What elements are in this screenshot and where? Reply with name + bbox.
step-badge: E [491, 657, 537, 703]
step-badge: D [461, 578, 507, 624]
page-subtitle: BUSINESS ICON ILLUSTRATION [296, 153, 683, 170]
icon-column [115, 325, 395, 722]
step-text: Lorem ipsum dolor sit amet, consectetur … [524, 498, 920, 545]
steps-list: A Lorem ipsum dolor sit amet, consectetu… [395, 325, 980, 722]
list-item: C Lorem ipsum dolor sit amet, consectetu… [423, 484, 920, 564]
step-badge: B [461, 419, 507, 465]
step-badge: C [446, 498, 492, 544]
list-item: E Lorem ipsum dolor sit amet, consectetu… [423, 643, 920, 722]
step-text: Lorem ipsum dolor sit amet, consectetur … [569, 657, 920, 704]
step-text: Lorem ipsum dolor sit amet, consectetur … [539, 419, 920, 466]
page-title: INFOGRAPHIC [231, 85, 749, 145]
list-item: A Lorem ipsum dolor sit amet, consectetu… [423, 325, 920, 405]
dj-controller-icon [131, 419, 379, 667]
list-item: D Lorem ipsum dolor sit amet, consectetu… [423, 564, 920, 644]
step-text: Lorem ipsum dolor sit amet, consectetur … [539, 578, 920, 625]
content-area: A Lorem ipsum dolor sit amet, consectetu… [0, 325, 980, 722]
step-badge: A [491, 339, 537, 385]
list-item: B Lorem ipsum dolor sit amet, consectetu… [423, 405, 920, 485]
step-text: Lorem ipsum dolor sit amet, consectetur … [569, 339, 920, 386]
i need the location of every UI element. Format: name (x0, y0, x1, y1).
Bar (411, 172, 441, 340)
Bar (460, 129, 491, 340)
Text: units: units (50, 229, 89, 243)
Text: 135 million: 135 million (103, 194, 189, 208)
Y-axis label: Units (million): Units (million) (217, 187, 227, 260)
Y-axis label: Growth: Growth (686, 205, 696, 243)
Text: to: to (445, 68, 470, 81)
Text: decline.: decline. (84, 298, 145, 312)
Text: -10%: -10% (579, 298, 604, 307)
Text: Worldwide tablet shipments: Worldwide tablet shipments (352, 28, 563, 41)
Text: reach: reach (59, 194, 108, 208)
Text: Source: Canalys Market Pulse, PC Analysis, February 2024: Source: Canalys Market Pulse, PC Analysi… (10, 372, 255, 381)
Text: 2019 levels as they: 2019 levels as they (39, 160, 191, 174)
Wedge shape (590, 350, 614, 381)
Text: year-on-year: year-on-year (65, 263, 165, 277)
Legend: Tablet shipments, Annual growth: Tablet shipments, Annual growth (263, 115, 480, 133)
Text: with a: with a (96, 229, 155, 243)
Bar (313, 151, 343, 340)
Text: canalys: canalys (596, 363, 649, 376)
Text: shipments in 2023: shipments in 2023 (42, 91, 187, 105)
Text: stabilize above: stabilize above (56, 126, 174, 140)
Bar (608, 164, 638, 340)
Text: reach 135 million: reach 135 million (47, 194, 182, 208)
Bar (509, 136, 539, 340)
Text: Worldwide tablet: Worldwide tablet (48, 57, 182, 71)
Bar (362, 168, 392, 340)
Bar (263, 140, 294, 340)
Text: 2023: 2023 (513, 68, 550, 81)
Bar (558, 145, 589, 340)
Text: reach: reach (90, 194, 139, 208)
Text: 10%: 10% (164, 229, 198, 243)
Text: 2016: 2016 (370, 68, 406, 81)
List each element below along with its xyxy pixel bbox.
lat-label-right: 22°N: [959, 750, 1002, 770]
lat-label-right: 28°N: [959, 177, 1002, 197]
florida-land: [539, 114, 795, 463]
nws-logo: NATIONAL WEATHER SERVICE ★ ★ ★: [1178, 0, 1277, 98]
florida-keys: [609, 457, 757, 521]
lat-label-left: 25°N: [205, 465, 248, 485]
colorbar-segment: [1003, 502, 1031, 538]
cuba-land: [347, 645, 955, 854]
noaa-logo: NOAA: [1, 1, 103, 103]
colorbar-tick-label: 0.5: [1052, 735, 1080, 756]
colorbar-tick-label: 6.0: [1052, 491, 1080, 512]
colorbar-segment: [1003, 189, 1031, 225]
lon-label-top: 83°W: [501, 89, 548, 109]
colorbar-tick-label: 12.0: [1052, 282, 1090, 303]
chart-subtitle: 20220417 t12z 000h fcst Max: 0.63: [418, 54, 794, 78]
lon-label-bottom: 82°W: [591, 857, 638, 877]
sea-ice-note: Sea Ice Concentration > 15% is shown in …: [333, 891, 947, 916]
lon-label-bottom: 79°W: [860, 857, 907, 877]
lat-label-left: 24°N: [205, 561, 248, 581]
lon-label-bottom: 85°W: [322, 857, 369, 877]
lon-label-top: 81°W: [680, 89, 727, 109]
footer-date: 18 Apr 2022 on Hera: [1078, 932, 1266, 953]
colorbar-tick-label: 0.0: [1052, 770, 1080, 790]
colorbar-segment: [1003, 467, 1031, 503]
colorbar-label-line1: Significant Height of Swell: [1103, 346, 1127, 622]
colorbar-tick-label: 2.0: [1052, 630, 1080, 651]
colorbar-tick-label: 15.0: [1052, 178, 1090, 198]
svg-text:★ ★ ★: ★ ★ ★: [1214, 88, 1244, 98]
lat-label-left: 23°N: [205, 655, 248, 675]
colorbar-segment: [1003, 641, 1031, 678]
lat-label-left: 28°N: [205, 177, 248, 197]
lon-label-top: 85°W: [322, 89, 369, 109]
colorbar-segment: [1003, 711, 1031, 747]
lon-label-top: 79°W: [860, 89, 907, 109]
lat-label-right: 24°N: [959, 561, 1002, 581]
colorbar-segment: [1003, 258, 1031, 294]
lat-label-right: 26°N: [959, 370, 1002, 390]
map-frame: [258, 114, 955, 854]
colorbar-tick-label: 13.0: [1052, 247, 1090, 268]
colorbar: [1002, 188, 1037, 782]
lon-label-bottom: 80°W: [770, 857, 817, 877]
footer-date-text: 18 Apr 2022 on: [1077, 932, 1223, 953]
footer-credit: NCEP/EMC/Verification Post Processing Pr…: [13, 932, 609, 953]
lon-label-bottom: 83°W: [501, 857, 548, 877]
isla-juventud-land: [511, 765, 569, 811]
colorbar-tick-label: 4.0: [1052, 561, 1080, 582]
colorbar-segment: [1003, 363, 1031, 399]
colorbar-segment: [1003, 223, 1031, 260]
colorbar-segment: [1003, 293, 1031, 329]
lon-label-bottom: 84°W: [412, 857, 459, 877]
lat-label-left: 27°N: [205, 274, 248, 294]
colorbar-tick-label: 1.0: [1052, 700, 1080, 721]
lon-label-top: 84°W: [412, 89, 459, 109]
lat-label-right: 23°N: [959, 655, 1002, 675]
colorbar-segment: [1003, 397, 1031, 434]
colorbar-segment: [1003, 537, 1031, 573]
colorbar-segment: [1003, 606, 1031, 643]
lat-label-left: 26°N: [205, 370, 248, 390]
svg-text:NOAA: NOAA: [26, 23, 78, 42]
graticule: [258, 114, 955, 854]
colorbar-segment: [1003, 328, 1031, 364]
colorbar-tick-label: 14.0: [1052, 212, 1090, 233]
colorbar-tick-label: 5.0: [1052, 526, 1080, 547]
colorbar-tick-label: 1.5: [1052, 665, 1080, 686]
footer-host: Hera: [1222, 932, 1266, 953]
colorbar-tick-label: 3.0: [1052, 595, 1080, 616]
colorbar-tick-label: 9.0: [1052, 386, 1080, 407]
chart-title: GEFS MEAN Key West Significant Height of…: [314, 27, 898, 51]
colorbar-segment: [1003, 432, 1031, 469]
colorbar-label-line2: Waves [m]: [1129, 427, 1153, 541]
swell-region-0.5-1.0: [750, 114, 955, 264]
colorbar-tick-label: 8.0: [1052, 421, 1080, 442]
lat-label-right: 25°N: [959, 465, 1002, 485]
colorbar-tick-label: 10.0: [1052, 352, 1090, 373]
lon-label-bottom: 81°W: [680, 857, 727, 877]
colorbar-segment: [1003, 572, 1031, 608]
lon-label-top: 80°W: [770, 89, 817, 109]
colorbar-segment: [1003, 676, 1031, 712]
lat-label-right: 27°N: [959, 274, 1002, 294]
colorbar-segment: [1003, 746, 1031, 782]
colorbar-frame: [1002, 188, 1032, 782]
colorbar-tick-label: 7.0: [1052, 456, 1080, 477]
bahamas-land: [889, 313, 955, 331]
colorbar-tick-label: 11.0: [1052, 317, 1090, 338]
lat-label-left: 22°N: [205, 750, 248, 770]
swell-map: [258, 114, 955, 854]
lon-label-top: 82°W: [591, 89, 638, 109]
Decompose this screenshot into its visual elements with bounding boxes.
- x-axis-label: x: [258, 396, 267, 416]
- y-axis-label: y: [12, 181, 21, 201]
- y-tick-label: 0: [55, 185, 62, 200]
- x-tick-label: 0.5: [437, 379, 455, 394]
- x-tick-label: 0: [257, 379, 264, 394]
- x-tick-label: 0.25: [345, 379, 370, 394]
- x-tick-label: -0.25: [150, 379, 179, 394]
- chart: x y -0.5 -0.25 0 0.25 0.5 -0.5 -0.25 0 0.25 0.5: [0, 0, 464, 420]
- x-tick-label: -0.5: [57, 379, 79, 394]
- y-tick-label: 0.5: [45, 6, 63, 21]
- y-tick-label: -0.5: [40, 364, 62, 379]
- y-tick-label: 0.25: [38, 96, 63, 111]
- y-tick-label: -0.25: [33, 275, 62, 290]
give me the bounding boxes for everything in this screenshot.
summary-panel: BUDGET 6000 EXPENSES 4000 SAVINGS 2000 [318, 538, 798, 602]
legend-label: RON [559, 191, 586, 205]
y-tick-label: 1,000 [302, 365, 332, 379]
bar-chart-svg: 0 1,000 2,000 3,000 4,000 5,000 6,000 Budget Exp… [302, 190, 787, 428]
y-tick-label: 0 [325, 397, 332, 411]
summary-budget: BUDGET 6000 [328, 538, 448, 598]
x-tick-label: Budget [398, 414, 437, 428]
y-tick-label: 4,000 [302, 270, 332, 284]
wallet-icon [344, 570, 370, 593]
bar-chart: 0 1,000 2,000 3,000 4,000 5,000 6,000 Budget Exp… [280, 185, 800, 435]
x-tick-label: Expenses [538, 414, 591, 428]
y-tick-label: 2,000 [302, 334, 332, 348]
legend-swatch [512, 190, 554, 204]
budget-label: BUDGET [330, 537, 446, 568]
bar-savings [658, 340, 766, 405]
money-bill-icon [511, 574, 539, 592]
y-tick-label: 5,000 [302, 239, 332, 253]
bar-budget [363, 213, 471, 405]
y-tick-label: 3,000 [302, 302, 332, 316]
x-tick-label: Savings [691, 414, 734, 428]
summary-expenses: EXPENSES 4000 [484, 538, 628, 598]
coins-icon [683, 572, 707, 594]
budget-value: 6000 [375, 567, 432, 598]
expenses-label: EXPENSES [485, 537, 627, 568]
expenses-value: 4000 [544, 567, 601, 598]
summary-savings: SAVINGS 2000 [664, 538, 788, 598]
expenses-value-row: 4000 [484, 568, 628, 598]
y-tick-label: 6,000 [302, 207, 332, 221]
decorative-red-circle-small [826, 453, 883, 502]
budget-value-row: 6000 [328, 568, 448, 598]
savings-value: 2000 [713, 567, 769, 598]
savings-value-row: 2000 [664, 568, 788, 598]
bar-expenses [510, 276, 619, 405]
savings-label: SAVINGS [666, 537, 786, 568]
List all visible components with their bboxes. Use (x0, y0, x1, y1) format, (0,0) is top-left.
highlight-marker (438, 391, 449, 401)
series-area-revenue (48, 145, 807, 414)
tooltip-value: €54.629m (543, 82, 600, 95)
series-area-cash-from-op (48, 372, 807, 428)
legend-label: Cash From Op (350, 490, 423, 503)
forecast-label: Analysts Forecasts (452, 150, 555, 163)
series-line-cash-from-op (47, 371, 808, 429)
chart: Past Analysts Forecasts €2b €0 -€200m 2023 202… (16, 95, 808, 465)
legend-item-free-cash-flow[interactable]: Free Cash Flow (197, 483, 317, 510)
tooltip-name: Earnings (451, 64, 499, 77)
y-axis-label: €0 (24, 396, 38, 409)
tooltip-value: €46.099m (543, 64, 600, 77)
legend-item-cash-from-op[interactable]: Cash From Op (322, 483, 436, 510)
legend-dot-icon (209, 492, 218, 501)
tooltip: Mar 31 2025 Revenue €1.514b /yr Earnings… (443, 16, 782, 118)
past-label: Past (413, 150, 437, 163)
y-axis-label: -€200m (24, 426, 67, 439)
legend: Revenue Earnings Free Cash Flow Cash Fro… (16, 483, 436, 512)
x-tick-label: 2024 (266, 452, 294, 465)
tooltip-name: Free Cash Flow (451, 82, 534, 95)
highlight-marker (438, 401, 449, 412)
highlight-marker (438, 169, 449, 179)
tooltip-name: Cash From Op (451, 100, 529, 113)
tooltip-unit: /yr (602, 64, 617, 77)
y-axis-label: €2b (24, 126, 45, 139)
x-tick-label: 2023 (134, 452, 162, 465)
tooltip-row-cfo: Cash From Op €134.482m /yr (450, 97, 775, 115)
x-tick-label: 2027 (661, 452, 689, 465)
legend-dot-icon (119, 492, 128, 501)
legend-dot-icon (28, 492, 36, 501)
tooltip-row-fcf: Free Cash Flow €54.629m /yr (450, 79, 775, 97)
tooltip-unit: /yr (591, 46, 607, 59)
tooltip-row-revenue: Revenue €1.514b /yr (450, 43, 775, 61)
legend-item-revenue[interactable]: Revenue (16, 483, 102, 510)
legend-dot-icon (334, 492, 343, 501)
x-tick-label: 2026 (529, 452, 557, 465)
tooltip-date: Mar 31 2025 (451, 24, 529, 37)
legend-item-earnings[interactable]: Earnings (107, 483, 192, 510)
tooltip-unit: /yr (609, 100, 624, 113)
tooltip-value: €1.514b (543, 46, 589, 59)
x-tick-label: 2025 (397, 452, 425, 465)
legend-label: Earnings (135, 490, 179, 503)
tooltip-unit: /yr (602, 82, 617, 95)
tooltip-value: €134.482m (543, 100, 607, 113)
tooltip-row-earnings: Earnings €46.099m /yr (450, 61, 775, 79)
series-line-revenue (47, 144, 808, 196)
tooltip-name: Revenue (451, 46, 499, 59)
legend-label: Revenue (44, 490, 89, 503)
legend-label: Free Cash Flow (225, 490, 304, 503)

^^^^^^^^

→ **Exercise requirements**: Reproduce the listing above verbatim, from its first line through the line containing "list-item: E Lorem", with both of those lines included.

→ **The result**:
What elements are in this screenshot and where? Reply with name + bbox.
step-badge: E [491, 657, 537, 703]
step-badge: D [461, 578, 507, 624]
page-subtitle: BUSINESS ICON ILLUSTRATION [296, 153, 683, 170]
icon-column [115, 325, 395, 722]
step-text: Lorem ipsum dolor sit amet, consectetur … [524, 498, 920, 545]
steps-list: A Lorem ipsum dolor sit amet, consectetu… [395, 325, 980, 722]
list-item: C Lorem ipsum dolor sit amet, consectetu… [423, 484, 920, 564]
step-badge: B [461, 419, 507, 465]
step-badge: C [446, 498, 492, 544]
list-item: E Lorem ipsum dolor sit amet, consectetu… [423, 643, 920, 722]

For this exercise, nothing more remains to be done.